TASK REQUIREMENTS
Quote, without change, all of the lines that follow.

ENTRIES PROVIDED
-.-.-
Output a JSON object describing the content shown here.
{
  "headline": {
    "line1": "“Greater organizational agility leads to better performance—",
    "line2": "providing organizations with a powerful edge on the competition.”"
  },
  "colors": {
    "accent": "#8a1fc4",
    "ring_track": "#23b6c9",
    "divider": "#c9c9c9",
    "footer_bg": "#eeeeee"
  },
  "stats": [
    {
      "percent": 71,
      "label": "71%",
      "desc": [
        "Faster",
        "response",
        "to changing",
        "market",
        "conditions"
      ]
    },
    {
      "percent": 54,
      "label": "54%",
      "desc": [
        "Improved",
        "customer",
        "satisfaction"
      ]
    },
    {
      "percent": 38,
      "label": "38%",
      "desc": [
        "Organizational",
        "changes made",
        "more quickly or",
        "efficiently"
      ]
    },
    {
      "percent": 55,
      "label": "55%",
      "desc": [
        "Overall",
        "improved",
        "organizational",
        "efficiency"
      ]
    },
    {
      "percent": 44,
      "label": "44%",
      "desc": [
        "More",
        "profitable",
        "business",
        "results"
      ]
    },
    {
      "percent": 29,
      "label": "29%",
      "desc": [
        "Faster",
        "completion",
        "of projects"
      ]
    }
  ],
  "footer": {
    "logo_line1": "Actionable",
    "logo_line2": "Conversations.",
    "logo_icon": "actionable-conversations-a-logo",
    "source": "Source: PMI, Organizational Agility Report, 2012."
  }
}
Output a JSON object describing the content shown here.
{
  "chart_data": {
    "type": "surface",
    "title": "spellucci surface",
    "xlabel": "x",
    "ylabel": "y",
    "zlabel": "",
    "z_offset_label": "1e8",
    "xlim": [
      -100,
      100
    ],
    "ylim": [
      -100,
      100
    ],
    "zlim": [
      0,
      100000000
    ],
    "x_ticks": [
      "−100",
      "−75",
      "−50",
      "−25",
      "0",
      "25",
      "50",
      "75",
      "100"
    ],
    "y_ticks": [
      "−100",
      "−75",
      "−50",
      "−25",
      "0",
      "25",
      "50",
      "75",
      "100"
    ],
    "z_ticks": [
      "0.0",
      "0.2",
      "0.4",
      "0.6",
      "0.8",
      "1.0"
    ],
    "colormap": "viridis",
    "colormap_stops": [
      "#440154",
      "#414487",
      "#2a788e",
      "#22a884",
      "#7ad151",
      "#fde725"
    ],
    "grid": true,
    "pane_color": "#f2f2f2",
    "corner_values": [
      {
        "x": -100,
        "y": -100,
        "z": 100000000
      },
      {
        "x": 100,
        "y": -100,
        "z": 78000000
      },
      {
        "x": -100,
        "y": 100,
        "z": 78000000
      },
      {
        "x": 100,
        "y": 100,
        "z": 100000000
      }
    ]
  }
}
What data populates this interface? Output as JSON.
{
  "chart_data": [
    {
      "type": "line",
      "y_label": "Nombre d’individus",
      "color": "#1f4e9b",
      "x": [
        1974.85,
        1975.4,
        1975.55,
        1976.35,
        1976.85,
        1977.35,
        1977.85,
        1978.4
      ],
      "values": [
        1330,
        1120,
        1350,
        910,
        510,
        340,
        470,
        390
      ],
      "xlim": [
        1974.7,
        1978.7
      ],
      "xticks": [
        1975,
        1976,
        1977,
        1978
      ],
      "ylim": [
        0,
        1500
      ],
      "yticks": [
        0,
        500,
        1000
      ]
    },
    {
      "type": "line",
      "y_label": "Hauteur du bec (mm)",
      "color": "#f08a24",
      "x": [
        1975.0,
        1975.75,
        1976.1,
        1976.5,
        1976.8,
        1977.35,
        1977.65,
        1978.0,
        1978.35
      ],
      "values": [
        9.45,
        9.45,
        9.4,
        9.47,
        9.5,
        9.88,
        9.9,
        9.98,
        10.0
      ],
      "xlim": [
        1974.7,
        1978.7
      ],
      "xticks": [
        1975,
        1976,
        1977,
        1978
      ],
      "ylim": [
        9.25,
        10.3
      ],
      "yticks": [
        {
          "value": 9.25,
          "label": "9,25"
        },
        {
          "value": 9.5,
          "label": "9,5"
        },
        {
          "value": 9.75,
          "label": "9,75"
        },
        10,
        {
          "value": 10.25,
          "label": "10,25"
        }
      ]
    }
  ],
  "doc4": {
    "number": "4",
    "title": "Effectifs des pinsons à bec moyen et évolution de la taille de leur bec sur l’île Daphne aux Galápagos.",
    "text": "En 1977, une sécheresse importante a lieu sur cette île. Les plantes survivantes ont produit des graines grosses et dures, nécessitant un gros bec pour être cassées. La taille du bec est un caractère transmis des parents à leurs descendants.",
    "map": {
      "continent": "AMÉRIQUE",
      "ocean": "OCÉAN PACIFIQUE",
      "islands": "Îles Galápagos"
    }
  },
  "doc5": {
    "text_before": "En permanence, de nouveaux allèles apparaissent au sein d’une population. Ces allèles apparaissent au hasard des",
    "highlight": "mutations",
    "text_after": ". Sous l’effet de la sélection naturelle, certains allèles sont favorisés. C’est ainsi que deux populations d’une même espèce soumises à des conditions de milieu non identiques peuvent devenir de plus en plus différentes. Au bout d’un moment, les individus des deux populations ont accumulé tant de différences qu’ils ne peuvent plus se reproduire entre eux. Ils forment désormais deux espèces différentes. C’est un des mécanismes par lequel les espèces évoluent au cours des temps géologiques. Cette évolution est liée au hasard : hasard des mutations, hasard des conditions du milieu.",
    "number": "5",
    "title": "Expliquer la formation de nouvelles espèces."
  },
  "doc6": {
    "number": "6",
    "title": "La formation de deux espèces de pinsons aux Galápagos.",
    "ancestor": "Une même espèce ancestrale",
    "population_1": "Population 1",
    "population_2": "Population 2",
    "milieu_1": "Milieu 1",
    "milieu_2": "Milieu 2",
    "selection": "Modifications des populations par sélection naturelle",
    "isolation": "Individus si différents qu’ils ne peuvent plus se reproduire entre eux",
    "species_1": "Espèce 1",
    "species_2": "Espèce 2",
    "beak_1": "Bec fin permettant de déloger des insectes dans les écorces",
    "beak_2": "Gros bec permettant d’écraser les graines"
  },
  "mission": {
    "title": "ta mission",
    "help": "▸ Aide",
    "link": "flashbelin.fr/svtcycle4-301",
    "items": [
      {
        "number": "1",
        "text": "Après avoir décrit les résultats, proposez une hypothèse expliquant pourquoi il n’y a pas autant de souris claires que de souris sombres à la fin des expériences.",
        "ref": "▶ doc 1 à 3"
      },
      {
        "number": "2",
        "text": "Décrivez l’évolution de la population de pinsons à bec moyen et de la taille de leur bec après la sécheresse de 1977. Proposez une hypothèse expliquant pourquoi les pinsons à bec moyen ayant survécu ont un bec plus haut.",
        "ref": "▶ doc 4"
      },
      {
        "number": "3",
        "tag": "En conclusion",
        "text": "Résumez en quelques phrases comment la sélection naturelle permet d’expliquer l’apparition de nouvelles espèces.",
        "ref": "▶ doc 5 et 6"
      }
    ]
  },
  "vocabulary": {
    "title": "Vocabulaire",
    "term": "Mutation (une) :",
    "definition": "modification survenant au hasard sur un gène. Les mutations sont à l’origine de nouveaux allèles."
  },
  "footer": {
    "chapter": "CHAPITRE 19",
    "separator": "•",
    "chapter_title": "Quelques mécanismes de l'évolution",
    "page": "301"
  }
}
-.-.-
FINAL RESULT
Output a JSON object describing the content shown here.
{
  "headline": {
    "line1": "“Greater organizational agility leads to better performance—",
    "line2": "providing organizations with a powerful edge on the competition.”"
  },
  "colors": {
    "accent": "#8a1fc4",
    "ring_track": "#23b6c9",
    "divider": "#c9c9c9",
    "footer_bg": "#eeeeee"
  },
  "stats": [
    {
      "percent": 71,
      "label": "71%",
      "desc": [
        "Faster",
        "response",
        "to changing",
        "market",
        "conditions"
      ]
    },
    {
      "percent": 54,
      "label": "54%",
      "desc": [
        "Improved",
        "customer",
        "satisfaction"
      ]
    },
    {
      "percent": 38,
      "label": "38%",
      "desc": [
        "Organizational",
        "changes made",
        "more quickly or",
        "efficiently"
      ]
    },
    {
      "percent": 55,
      "label": "55%",
      "desc": [
        "Overall",
        "improved",
        "organizational",
        "efficiency"
      ]
    },
    {
      "percent": 44,
      "label": "44%",
      "desc": [
        "More",
        "profitable",
        "business",
        "results"
      ]
    },
    {
      "percent": 29,
      "label": "29%",
      "desc": [
        "Faster",
        "completion",
        "of projects"
      ]
    }
  ],
  "footer": {
    "logo_line1": "Actionable",
    "logo_line2": "Conversations.",
    "logo_icon": "actionable-conversations-a-logo",
    "source": "Source: PMI, Organizational Agility Report, 2012."
  }
}
Output a JSON object describing the content shown here.
{
  "chart_data": {
    "type": "surface",
    "title": "spellucci surface",
    "xlabel": "x",
    "ylabel": "y",
    "zlabel": "",
    "z_offset_label": "1e8",
    "xlim": [
      -100,
      100
    ],
    "ylim": [
      -100,
      100
    ],
    "zlim": [
      0,
      100000000
    ],
    "x_ticks": [
      "−100",
      "−75",
      "−50",
      "−25",
      "0",
      "25",
      "50",
      "75",
      "100"
    ],
    "y_ticks": [
      "−100",
      "−75",
      "−50",
      "−25",
      "0",
      "25",
      "50",
      "75",
      "100"
    ],
    "z_ticks": [
      "0.0",
      "0.2",
      "0.4",
      "0.6",
      "0.8",
      "1.0"
    ],
    "colormap": "viridis",
    "colormap_stops": [
      "#440154",
      "#414487",
      "#2a788e",
      "#22a884",
      "#7ad151",
      "#fde725"
    ],
    "grid": true,
    "pane_color": "#f2f2f2",
    "corner_values": [
      {
        "x": -100,
        "y": -100,
        "z": 100000000
      },
      {
        "x": 100,
        "y": -100,
        "z": 78000000
      },
      {
        "x": -100,
        "y": 100,
        "z": 78000000
      },
      {
        "x": 100,
        "y": 100,
        "z": 100000000
      }
    ]
  }
}
What data populates this interface? Output as JSON.
{
  "chart_data": [
    {
      "type": "line",
      "y_label": "Nombre d’individus",
      "color": "#1f4e9b",
      "x": [
        1974.85,
        1975.4,
        1975.55,
        1976.35,
        1976.85,
        1977.35,
        1977.85,
        1978.4
      ],
      "values": [
        1330,
        1120,
        1350,
        910,
        510,
        340,
        470,
        390
      ],
      "xlim": [
        1974.7,
        1978.7
      ],
      "xticks": [
        1975,
        1976,
        1977,
        1978
      ],
      "ylim": [
        0,
        1500
      ],
      "yticks": [
        0,
        500,
        1000
      ]
    },
    {
      "type": "line",
      "y_label": "Hauteur du bec (mm)",
      "color": "#f08a24",
      "x": [
        1975.0,
        1975.75,
        1976.1,
        1976.5,
        1976.8,
        1977.35,
        1977.65,
        1978.0,
        1978.35
      ],
      "values": [
        9.45,
        9.45,
        9.4,
        9.47,
        9.5,
        9.88,
        9.9,
        9.98,
        10.0
      ],
      "xlim": [
        1974.7,
        1978.7
      ],
      "xticks": [
        1975,
        1976,
        1977,
        1978
      ],
      "ylim": [
        9.25,
        10.3
      ],
      "yticks": [
        {
          "value": 9.25,
          "label": "9,25"
        },
        {
          "value": 9.5,
          "label": "9,5"
        },
        {
          "value": 9.75,
          "label": "9,75"
        },
        10,
        {
          "value": 10.25,
          "label": "10,25"
        }
      ]
    }
  ],
  "doc4": {
    "number": "4",
    "title": "Effectifs des pinsons à bec moyen et évolution de la taille de leur bec sur l’île Daphne aux Galápagos.",
    "text": "En 1977, une sécheresse importante a lieu sur cette île. Les plantes survivantes ont produit des graines grosses et dures, nécessitant un gros bec pour être cassées. La taille du bec est un caractère transmis des parents à leurs descendants.",
    "map": {
      "continent": "AMÉRIQUE",
      "ocean": "OCÉAN PACIFIQUE",
      "islands": "Îles Galápagos"
    }
  },
  "doc5": {
    "text_before": "En permanence, de nouveaux allèles apparaissent au sein d’une population. Ces allèles apparaissent au hasard des",
    "highlight": "mutations",
    "text_after": ". Sous l’effet de la sélection naturelle, certains allèles sont favorisés. C’est ainsi que deux populations d’une même espèce soumises à des conditions de milieu non identiques peuvent devenir de plus en plus différentes. Au bout d’un moment, les individus des deux populations ont accumulé tant de différences qu’ils ne peuvent plus se reproduire entre eux. Ils forment désormais deux espèces différentes. C’est un des mécanismes par lequel les espèces évoluent au cours des temps géologiques. Cette évolution est liée au hasard : hasard des mutations, hasard des conditions du milieu.",
    "number": "5",
    "title": "Expliquer la formation de nouvelles espèces."
  },
  "doc6": {
    "number": "6",
    "title": "La formation de deux espèces de pinsons aux Galápagos.",
    "ancestor": "Une même espèce ancestrale",
    "population_1": "Population 1",
    "population_2": "Population 2",
    "milieu_1": "Milieu 1",
    "milieu_2": "Milieu 2",
    "selection": "Modifications des populations par sélection naturelle",
    "isolation": "Individus si différents qu’ils ne peuvent plus se reproduire entre eux",
    "species_1": "Espèce 1",
    "species_2": "Espèce 2",
    "beak_1": "Bec fin permettant de déloger des insectes dans les écorces",
    "beak_2": "Gros bec permettant d’écraser les graines"
  },
  "mission": {
    "title": "ta mission",
    "help": "▸ Aide",
    "link": "flashbelin.fr/svtcycle4-301",
    "items": [
      {
        "number": "1",
        "text": "Après avoir décrit les résultats, proposez une hypothèse expliquant pourquoi il n’y a pas autant de souris claires que de souris sombres à la fin des expériences.",
        "ref": "▶ doc 1 à 3"
      },
      {
        "number": "2",
        "text": "Décrivez l’évolution de la population de pinsons à bec moyen et de la taille de leur bec après la sécheresse de 1977. Proposez une hypothèse expliquant pourquoi les pinsons à bec moyen ayant survécu ont un bec plus haut.",
        "ref": "▶ doc 4"
      },
      {
        "number": "3",
        "tag": "En conclusion",
        "text": "Résumez en quelques phrases comment la sélection naturelle permet d’expliquer l’apparition de nouvelles espèces.",
        "ref": "▶ doc 5 et 6"
      }
    ]
  },
  "vocabulary": {
    "title": "Vocabulaire",
    "term": "Mutation (une) :",
    "definition": "modification survenant au hasard sur un gène. Les mutations sont à l’origine de nouveaux allèles."
  },
  "footer": {
    "chapter": "CHAPITRE 19",
    "separator": "•",
    "chapter_title": "Quelques mécanismes de l'évolution",
    "page": "301"
  }
}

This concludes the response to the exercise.